- _Short exercise_: Copy every entry word for word. Skip the pictures.

- _Collected data_:
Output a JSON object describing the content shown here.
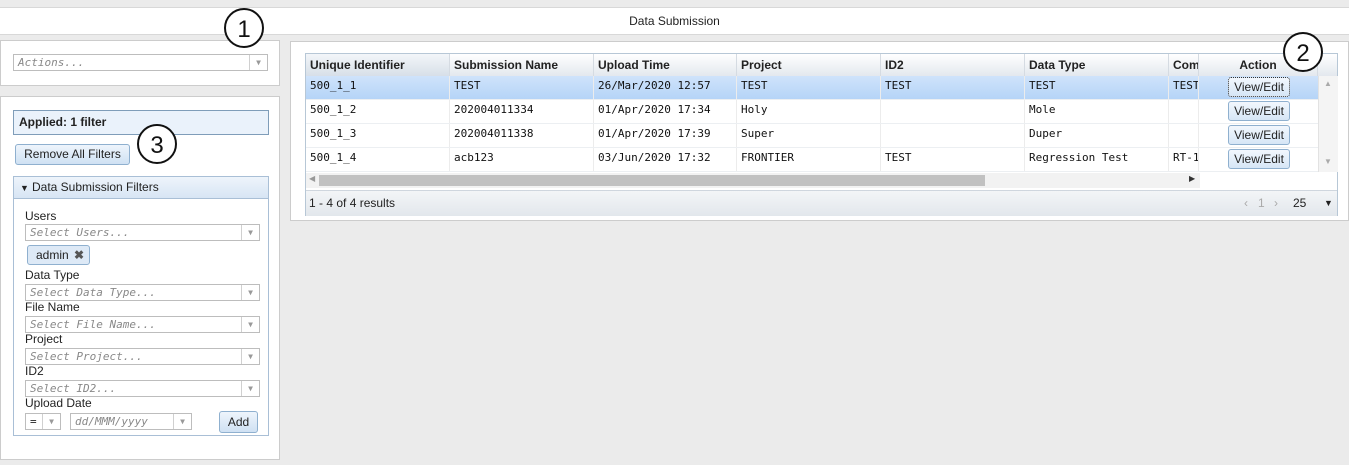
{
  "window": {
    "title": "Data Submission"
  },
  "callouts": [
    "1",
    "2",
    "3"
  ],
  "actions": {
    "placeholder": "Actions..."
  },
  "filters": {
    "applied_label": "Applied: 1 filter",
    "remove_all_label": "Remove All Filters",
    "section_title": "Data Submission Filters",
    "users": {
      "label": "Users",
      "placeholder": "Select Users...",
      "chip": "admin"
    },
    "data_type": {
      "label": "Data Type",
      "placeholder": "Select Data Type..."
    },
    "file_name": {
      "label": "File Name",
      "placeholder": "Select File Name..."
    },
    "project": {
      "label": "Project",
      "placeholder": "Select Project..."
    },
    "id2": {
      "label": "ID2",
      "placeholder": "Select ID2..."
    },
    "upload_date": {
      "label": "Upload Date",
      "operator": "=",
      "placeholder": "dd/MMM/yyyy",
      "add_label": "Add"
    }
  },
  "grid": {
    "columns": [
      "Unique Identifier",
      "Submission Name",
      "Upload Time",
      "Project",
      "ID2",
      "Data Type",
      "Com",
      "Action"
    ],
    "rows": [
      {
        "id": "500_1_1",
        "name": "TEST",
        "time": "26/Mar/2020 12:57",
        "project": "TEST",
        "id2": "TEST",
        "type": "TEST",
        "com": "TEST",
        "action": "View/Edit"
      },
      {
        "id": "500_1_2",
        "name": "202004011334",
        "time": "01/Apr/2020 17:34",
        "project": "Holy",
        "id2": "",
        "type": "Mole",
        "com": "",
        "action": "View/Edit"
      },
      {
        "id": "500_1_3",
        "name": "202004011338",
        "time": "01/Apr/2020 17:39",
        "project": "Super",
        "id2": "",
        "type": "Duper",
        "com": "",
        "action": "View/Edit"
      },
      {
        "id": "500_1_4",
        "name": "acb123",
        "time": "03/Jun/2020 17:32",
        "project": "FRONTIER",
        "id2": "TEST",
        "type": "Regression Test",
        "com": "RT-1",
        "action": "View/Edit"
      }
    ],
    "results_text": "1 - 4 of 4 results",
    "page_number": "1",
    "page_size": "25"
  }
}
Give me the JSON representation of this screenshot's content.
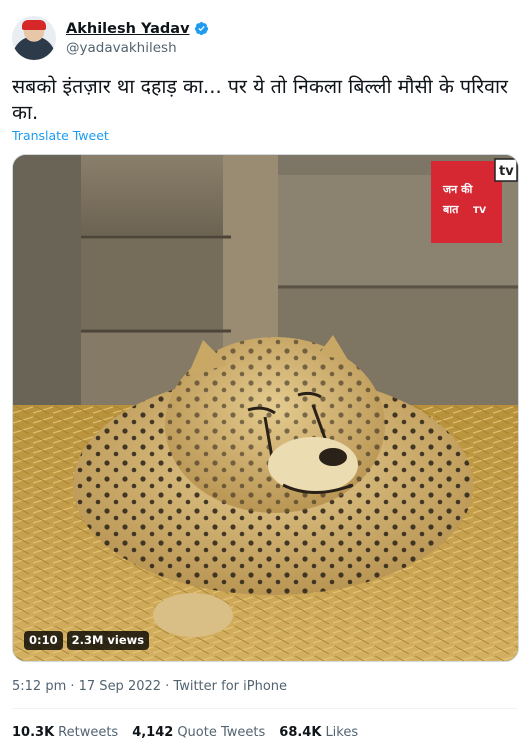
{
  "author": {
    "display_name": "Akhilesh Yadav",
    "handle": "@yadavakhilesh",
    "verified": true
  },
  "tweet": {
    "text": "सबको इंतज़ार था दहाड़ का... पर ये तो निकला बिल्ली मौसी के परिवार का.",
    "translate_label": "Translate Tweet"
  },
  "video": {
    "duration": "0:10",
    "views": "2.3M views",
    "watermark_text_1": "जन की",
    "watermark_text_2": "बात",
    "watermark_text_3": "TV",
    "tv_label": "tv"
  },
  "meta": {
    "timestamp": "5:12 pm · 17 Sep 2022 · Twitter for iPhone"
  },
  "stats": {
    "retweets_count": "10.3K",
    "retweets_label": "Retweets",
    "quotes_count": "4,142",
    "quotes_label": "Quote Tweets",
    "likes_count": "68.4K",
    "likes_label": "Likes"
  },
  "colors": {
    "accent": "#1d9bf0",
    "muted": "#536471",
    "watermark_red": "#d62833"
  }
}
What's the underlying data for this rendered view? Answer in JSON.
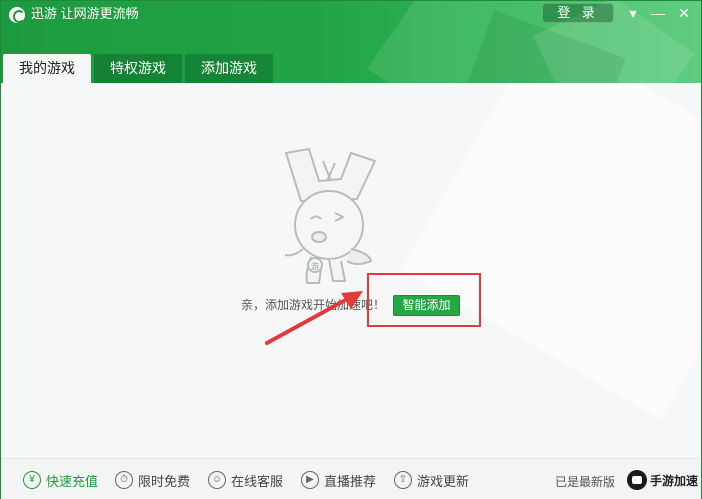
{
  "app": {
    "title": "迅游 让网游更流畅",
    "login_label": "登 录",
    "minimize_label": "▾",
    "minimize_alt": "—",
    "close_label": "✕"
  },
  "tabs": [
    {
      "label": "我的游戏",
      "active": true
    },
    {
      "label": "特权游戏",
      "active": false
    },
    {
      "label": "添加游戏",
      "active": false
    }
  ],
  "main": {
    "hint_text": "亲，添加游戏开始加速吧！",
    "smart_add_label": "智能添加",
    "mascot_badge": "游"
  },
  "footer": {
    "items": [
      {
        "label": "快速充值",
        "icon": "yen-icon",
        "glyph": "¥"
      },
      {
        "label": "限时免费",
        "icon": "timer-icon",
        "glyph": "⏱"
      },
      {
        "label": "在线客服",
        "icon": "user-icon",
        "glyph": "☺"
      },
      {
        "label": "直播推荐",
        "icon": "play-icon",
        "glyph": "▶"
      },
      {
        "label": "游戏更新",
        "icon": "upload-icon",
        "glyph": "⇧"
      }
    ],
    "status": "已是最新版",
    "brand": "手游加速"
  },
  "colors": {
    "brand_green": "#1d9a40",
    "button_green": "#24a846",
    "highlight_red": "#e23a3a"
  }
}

- _Solution to the exercise_:
Output a JSON object describing the content shown here.
{
  "window": {
    "title": "Data Submission"
  },
  "callouts": [
    "1",
    "2",
    "3"
  ],
  "actions": {
    "placeholder": "Actions..."
  },
  "filters": {
    "applied_label": "Applied: 1 filter",
    "remove_all_label": "Remove All Filters",
    "section_title": "Data Submission Filters",
    "users": {
      "label": "Users",
      "placeholder": "Select Users...",
      "chip": "admin"
    },
    "data_type": {
      "label": "Data Type",
      "placeholder": "Select Data Type..."
    },
    "file_name": {
      "label": "File Name",
      "placeholder": "Select File Name..."
    },
    "project": {
      "label": "Project",
      "placeholder": "Select Project..."
    },
    "id2": {
      "label": "ID2",
      "placeholder": "Select ID2..."
    },
    "upload_date": {
      "label": "Upload Date",
      "operator": "=",
      "placeholder": "dd/MMM/yyyy",
      "add_label": "Add"
    }
  },
  "grid": {
    "columns": [
      "Unique Identifier",
      "Submission Name",
      "Upload Time",
      "Project",
      "ID2",
      "Data Type",
      "Com",
      "Action"
    ],
    "rows": [
      {
        "id": "500_1_1",
        "name": "TEST",
        "time": "26/Mar/2020 12:57",
        "project": "TEST",
        "id2": "TEST",
        "type": "TEST",
        "com": "TEST",
        "action": "View/Edit"
      },
      {
        "id": "500_1_2",
        "name": "202004011334",
        "time": "01/Apr/2020 17:34",
        "project": "Holy",
        "id2": "",
        "type": "Mole",
        "com": "",
        "action": "View/Edit"
      },
      {
        "id": "500_1_3",
        "name": "202004011338",
        "time": "01/Apr/2020 17:39",
        "project": "Super",
        "id2": "",
        "type": "Duper",
        "com": "",
        "action": "View/Edit"
      },
      {
        "id": "500_1_4",
        "name": "acb123",
        "time": "03/Jun/2020 17:32",
        "project": "FRONTIER",
        "id2": "TEST",
        "type": "Regression Test",
        "com": "RT-1",
        "action": "View/Edit"
      }
    ],
    "results_text": "1 - 4 of 4 results",
    "page_number": "1",
    "page_size": "25"
  }
}
Give me the JSON representation of this screenshot's content.
{
  "author": {
    "display_name": "Akhilesh Yadav",
    "handle": "@yadavakhilesh",
    "verified": true
  },
  "tweet": {
    "text": "सबको इंतज़ार था दहाड़ का... पर ये तो निकला बिल्ली मौसी के परिवार का.",
    "translate_label": "Translate Tweet"
  },
  "video": {
    "duration": "0:10",
    "views": "2.3M views",
    "watermark_text_1": "जन की",
    "watermark_text_2": "बात",
    "watermark_text_3": "TV",
    "tv_label": "tv"
  },
  "meta": {
    "timestamp": "5:12 pm · 17 Sep 2022 · Twitter for iPhone"
  },
  "stats": {
    "retweets_count": "10.3K",
    "retweets_label": "Retweets",
    "quotes_count": "4,142",
    "quotes_label": "Quote Tweets",
    "likes_count": "68.4K",
    "likes_label": "Likes"
  },
  "colors": {
    "accent": "#1d9bf0",
    "muted": "#536471",
    "watermark_red": "#d62833"
  }
}
What's the underlying data for this rendered view? Answer in JSON.
{
  "app": {
    "title": "迅游 让网游更流畅",
    "login_label": "登 录",
    "minimize_label": "▾",
    "minimize_alt": "—",
    "close_label": "✕"
  },
  "tabs": [
    {
      "label": "我的游戏",
      "active": true
    },
    {
      "label": "特权游戏",
      "active": false
    },
    {
      "label": "添加游戏",
      "active": false
    }
  ],
  "main": {
    "hint_text": "亲，添加游戏开始加速吧！",
    "smart_add_label": "智能添加",
    "mascot_badge": "游"
  },
  "footer": {
    "items": [
      {
        "label": "快速充值",
        "icon": "yen-icon",
        "glyph": "¥"
      },
      {
        "label": "限时免费",
        "icon": "timer-icon",
        "glyph": "⏱"
      },
      {
        "label": "在线客服",
        "icon": "user-icon",
        "glyph": "☺"
      },
      {
        "label": "直播推荐",
        "icon": "play-icon",
        "glyph": "▶"
      },
      {
        "label": "游戏更新",
        "icon": "upload-icon",
        "glyph": "⇧"
      }
    ],
    "status": "已是最新版",
    "brand": "手游加速"
  },
  "colors": {
    "brand_green": "#1d9a40",
    "button_green": "#24a846",
    "highlight_red": "#e23a3a"
  }
}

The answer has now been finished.